::: Data listing :::
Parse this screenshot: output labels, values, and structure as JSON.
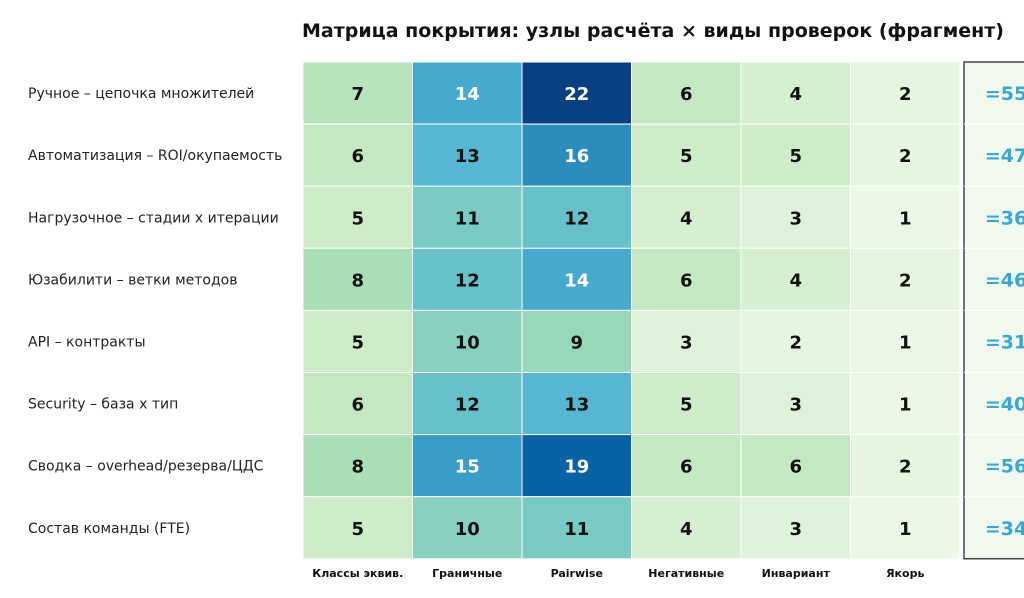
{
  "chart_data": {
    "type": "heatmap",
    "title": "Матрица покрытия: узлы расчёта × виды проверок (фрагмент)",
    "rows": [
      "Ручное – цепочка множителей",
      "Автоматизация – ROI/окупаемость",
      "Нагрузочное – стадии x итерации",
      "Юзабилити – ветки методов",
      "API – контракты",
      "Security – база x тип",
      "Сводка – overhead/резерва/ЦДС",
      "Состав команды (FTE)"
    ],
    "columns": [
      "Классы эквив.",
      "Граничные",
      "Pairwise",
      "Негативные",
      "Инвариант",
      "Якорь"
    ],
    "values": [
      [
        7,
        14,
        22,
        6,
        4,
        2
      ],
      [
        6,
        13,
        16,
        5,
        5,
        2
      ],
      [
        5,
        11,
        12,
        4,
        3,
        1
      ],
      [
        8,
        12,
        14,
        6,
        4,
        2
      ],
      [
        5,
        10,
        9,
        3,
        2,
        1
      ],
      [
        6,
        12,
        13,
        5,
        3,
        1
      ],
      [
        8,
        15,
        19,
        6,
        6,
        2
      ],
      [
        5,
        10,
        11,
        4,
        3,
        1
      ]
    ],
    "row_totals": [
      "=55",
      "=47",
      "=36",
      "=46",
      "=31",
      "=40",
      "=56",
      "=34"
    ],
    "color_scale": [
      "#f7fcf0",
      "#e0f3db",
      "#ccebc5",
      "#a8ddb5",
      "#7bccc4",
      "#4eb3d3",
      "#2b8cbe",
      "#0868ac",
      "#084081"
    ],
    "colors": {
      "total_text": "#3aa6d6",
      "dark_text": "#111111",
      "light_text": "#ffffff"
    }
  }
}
:::
::: Data listing :::
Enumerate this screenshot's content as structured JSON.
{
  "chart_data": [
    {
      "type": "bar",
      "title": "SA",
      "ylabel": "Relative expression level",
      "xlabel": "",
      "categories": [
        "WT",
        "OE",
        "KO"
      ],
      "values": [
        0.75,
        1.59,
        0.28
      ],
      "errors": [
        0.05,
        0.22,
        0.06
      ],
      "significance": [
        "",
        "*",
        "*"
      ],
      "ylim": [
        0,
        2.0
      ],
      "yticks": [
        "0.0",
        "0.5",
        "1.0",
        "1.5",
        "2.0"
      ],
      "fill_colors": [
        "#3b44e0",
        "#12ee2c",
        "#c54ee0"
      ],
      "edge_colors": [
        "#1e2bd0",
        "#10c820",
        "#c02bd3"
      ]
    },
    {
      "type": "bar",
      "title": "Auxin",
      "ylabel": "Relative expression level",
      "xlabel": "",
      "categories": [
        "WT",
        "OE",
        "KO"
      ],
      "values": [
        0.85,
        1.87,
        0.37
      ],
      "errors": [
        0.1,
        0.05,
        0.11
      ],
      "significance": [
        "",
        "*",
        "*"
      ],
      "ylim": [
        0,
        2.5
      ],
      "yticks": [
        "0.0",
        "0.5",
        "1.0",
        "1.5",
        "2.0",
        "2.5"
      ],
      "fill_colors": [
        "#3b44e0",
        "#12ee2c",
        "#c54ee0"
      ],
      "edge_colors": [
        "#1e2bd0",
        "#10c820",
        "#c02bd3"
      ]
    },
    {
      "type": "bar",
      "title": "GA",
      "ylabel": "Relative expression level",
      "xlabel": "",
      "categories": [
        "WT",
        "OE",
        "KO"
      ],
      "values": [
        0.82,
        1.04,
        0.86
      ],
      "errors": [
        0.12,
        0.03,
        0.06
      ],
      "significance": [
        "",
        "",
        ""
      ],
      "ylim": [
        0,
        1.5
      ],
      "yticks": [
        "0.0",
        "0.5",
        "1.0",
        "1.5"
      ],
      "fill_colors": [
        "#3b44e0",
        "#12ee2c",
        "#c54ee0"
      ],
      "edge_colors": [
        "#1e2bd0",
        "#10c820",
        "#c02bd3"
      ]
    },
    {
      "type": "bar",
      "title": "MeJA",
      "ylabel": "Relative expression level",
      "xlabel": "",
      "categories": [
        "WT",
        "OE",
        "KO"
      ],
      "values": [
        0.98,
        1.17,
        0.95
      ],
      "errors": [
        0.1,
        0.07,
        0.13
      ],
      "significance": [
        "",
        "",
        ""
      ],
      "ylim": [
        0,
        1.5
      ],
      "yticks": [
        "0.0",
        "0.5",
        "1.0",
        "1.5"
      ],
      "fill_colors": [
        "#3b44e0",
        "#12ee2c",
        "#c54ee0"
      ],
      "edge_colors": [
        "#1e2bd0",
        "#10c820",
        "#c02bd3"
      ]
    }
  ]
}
:::
::: Data listing :::
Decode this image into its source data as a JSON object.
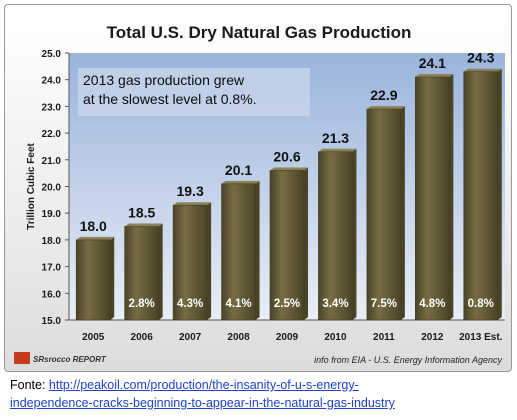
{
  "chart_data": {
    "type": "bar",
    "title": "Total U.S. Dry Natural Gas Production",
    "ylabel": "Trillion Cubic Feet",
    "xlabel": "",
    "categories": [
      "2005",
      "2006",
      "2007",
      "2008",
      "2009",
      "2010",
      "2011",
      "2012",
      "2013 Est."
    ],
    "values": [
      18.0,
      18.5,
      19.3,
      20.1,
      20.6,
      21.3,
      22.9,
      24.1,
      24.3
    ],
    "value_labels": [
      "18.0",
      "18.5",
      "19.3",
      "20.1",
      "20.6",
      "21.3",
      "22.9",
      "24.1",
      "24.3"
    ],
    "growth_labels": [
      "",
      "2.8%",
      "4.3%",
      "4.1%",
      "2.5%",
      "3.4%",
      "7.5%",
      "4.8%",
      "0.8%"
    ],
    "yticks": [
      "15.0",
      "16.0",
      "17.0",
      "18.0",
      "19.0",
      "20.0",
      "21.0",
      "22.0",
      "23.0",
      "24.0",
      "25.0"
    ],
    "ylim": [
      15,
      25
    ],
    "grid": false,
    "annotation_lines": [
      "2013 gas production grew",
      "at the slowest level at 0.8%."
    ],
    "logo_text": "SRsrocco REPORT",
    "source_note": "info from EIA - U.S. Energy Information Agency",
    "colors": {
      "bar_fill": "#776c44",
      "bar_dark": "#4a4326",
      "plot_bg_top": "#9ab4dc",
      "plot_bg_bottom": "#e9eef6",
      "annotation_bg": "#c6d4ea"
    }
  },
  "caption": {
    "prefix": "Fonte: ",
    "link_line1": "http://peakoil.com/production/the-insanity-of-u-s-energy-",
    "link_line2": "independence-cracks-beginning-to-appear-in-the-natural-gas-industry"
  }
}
:::
_Problem details:_ Scan the records above for the string "screenshot", then report every line that contains it.

_Expected answer:_
Parse this screenshot: output labels, values, and structure as JSON.
Enumerate this screenshot's content as structured JSON.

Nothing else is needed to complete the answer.